*Short exercise*: Extract the complete listing and repeat it word for word.

*Data for the task*:
==*==

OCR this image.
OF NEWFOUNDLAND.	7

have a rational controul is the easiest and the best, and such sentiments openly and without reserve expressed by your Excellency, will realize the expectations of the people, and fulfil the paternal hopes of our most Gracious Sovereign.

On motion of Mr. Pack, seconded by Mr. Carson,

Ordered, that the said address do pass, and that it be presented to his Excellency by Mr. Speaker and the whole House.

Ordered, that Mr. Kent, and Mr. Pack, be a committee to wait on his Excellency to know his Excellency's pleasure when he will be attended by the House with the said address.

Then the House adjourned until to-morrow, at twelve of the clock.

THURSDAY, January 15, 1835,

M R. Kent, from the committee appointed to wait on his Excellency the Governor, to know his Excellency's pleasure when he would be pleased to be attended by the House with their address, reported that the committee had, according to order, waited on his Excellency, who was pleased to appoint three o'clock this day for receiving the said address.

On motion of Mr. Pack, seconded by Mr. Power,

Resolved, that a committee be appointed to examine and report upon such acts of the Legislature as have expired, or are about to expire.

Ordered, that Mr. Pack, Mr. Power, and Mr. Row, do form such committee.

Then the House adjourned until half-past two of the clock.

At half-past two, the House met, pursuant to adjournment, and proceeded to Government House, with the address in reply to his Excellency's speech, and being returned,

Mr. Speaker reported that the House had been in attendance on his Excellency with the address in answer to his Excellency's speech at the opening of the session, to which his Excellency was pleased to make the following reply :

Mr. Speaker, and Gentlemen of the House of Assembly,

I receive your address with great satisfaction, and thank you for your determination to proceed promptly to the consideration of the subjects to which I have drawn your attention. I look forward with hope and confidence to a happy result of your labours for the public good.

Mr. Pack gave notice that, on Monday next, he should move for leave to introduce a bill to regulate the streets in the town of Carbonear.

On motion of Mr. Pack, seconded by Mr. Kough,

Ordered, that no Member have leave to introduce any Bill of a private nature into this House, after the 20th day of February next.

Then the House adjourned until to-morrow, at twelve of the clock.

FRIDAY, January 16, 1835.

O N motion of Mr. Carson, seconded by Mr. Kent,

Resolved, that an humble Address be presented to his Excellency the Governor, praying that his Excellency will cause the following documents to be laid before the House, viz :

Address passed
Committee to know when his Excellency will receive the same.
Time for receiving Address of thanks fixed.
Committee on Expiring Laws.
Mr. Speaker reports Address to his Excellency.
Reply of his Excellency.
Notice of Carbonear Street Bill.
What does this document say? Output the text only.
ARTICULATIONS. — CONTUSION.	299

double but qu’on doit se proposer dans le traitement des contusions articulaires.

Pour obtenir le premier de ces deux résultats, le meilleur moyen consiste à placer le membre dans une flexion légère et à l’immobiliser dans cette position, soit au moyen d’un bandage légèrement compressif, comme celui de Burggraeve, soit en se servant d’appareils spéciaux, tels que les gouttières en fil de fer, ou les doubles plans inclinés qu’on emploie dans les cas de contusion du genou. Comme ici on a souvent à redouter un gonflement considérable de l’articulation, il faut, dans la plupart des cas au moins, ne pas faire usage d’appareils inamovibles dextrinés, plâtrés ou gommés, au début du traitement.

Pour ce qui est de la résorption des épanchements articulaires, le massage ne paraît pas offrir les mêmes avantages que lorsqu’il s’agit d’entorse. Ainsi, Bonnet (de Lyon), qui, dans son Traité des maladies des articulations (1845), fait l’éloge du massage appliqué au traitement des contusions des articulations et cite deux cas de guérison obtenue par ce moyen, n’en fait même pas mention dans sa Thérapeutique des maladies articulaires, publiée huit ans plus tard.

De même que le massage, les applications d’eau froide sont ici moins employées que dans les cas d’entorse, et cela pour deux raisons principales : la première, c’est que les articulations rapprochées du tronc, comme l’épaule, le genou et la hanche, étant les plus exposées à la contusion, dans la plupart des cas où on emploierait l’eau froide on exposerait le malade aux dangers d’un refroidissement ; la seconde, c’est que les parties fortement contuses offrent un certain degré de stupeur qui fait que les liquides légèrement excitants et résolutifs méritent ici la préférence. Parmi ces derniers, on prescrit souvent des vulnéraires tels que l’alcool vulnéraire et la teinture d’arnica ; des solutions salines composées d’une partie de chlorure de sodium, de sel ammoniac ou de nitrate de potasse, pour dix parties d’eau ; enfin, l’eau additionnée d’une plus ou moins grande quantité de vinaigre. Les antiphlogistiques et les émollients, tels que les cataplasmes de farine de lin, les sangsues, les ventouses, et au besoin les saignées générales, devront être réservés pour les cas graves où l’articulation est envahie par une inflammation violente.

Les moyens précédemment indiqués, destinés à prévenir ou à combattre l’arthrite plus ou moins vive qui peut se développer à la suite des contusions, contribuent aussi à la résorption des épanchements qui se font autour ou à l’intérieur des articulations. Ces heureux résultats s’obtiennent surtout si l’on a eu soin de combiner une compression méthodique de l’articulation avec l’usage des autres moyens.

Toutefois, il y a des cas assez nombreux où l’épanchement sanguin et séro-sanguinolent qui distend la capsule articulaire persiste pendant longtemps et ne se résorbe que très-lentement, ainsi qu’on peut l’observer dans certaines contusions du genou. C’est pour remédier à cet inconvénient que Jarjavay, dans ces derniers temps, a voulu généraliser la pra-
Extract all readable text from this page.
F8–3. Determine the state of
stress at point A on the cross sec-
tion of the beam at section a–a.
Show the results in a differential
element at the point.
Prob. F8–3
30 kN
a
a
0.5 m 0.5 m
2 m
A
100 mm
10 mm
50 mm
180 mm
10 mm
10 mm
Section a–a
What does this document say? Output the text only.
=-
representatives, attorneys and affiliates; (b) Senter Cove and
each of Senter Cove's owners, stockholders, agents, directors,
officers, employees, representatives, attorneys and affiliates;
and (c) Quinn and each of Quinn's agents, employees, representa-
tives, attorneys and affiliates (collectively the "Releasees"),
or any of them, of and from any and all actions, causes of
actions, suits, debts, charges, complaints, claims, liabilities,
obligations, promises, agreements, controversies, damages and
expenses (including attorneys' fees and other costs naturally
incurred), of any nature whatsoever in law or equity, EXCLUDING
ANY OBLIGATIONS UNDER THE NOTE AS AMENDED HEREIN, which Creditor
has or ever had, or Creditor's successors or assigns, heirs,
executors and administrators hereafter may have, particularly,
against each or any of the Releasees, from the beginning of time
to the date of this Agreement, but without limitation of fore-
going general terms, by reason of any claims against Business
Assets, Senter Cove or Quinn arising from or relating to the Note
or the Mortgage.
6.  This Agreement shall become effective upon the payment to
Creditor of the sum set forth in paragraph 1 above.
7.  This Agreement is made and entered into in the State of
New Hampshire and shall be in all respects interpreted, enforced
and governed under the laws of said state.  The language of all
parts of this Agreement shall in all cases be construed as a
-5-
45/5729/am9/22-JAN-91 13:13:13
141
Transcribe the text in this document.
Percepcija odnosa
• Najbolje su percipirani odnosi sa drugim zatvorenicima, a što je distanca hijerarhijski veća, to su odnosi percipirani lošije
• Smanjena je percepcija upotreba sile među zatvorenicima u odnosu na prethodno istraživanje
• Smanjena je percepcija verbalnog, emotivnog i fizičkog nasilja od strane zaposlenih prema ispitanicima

==*==

*Exercise solution*:
OCR this image.
OF NEWFOUNDLAND.	7

have a rational controul is the easiest and the best, and such sentiments openly and without reserve expressed by your Excellency, will realize the expectations of the people, and fulfil the paternal hopes of our most Gracious Sovereign.

On motion of Mr. Pack, seconded by Mr. Carson,

Ordered, that the said address do pass, and that it be presented to his Excellency by Mr. Speaker and the whole House.

Ordered, that Mr. Kent, and Mr. Pack, be a committee to wait on his Excellency to know his Excellency's pleasure when he will be attended by the House with the said address.

Then the House adjourned until to-morrow, at twelve of the clock.

THURSDAY, January 15, 1835,

M R. Kent, from the committee appointed to wait on his Excellency the Governor, to know his Excellency's pleasure when he would be pleased to be attended by the House with their address, reported that the committee had, according to order, waited on his Excellency, who was pleased to appoint three o'clock this day for receiving the said address.

On motion of Mr. Pack, seconded by Mr. Power,

Resolved, that a committee be appointed to examine and report upon such acts of the Legislature as have expired, or are about to expire.

Ordered, that Mr. Pack, Mr. Power, and Mr. Row, do form such committee.

Then the House adjourned until half-past two of the clock.

At half-past two, the House met, pursuant to adjournment, and proceeded to Government House, with the address in reply to his Excellency's speech, and being returned,

Mr. Speaker reported that the House had been in attendance on his Excellency with the address in answer to his Excellency's speech at the opening of the session, to which his Excellency was pleased to make the following reply :

Mr. Speaker, and Gentlemen of the House of Assembly,

I receive your address with great satisfaction, and thank you for your determination to proceed promptly to the consideration of the subjects to which I have drawn your attention. I look forward with hope and confidence to a happy result of your labours for the public good.

Mr. Pack gave notice that, on Monday next, he should move for leave to introduce a bill to regulate the streets in the town of Carbonear.

On motion of Mr. Pack, seconded by Mr. Kough,

Ordered, that no Member have leave to introduce any Bill of a private nature into this House, after the 20th day of February next.

Then the House adjourned until to-morrow, at twelve of the clock.

FRIDAY, January 16, 1835.

O N motion of Mr. Carson, seconded by Mr. Kent,

Resolved, that an humble Address be presented to his Excellency the Governor, praying that his Excellency will cause the following documents to be laid before the House, viz :

Address passed
Committee to know when his Excellency will receive the same.
Time for receiving Address of thanks fixed.
Committee on Expiring Laws.
Mr. Speaker reports Address to his Excellency.
Reply of his Excellency.
Notice of Carbonear Street Bill.
What does this document say? Output the text only.
ARTICULATIONS. — CONTUSION.	299

double but qu’on doit se proposer dans le traitement des contusions articulaires.

Pour obtenir le premier de ces deux résultats, le meilleur moyen consiste à placer le membre dans une flexion légère et à l’immobiliser dans cette position, soit au moyen d’un bandage légèrement compressif, comme celui de Burggraeve, soit en se servant d’appareils spéciaux, tels que les gouttières en fil de fer, ou les doubles plans inclinés qu’on emploie dans les cas de contusion du genou. Comme ici on a souvent à redouter un gonflement considérable de l’articulation, il faut, dans la plupart des cas au moins, ne pas faire usage d’appareils inamovibles dextrinés, plâtrés ou gommés, au début du traitement.

Pour ce qui est de la résorption des épanchements articulaires, le massage ne paraît pas offrir les mêmes avantages que lorsqu’il s’agit d’entorse. Ainsi, Bonnet (de Lyon), qui, dans son Traité des maladies des articulations (1845), fait l’éloge du massage appliqué au traitement des contusions des articulations et cite deux cas de guérison obtenue par ce moyen, n’en fait même pas mention dans sa Thérapeutique des maladies articulaires, publiée huit ans plus tard.

De même que le massage, les applications d’eau froide sont ici moins employées que dans les cas d’entorse, et cela pour deux raisons principales : la première, c’est que les articulations rapprochées du tronc, comme l’épaule, le genou et la hanche, étant les plus exposées à la contusion, dans la plupart des cas où on emploierait l’eau froide on exposerait le malade aux dangers d’un refroidissement ; la seconde, c’est que les parties fortement contuses offrent un certain degré de stupeur qui fait que les liquides légèrement excitants et résolutifs méritent ici la préférence. Parmi ces derniers, on prescrit souvent des vulnéraires tels que l’alcool vulnéraire et la teinture d’arnica ; des solutions salines composées d’une partie de chlorure de sodium, de sel ammoniac ou de nitrate de potasse, pour dix parties d’eau ; enfin, l’eau additionnée d’une plus ou moins grande quantité de vinaigre. Les antiphlogistiques et les émollients, tels que les cataplasmes de farine de lin, les sangsues, les ventouses, et au besoin les saignées générales, devront être réservés pour les cas graves où l’articulation est envahie par une inflammation violente.

Les moyens précédemment indiqués, destinés à prévenir ou à combattre l’arthrite plus ou moins vive qui peut se développer à la suite des contusions, contribuent aussi à la résorption des épanchements qui se font autour ou à l’intérieur des articulations. Ces heureux résultats s’obtiennent surtout si l’on a eu soin de combiner une compression méthodique de l’articulation avec l’usage des autres moyens.

Toutefois, il y a des cas assez nombreux où l’épanchement sanguin et séro-sanguinolent qui distend la capsule articulaire persiste pendant longtemps et ne se résorbe que très-lentement, ainsi qu’on peut l’observer dans certaines contusions du genou. C’est pour remédier à cet inconvénient que Jarjavay, dans ces derniers temps, a voulu généraliser la pra-
Extract all readable text from this page.
F8–3. Determine the state of
stress at point A on the cross sec-
tion of the beam at section a–a.
Show the results in a differential
element at the point.
Prob. F8–3
30 kN
a
a
0.5 m 0.5 m
2 m
A
100 mm
10 mm
50 mm
180 mm
10 mm
10 mm
Section a–a
What does this document say? Output the text only.
=-
representatives, attorneys and affiliates; (b) Senter Cove and
each of Senter Cove's owners, stockholders, agents, directors,
officers, employees, representatives, attorneys and affiliates;
and (c) Quinn and each of Quinn's agents, employees, representa-
tives, attorneys and affiliates (collectively the "Releasees"),
or any of them, of and from any and all actions, causes of
actions, suits, debts, charges, complaints, claims, liabilities,
obligations, promises, agreements, controversies, damages and
expenses (including attorneys' fees and other costs naturally
incurred), of any nature whatsoever in law or equity, EXCLUDING
ANY OBLIGATIONS UNDER THE NOTE AS AMENDED HEREIN, which Creditor
has or ever had, or Creditor's successors or assigns, heirs,
executors and administrators hereafter may have, particularly,
against each or any of the Releasees, from the beginning of time
to the date of this Agreement, but without limitation of fore-
going general terms, by reason of any claims against Business
Assets, Senter Cove or Quinn arising from or relating to the Note
or the Mortgage.
6.  This Agreement shall become effective upon the payment to
Creditor of the sum set forth in paragraph 1 above.
7.  This Agreement is made and entered into in the State of
New Hampshire and shall be in all respects interpreted, enforced
and governed under the laws of said state.  The language of all
parts of this Agreement shall in all cases be construed as a
-5-
45/5729/am9/22-JAN-91 13:13:13
141
Transcribe the text in this document.
Percepcija odnosa
• Najbolje su percipirani odnosi sa drugim zatvorenicima, a što je distanca hijerarhijski veća, to su odnosi percipirani lošije
• Smanjena je percepcija upotreba sile među zatvorenicima u odnosu na prethodno istraživanje
• Smanjena je percepcija verbalnog, emotivnog i fizičkog nasilja od strane zaposlenih prema ispitanicima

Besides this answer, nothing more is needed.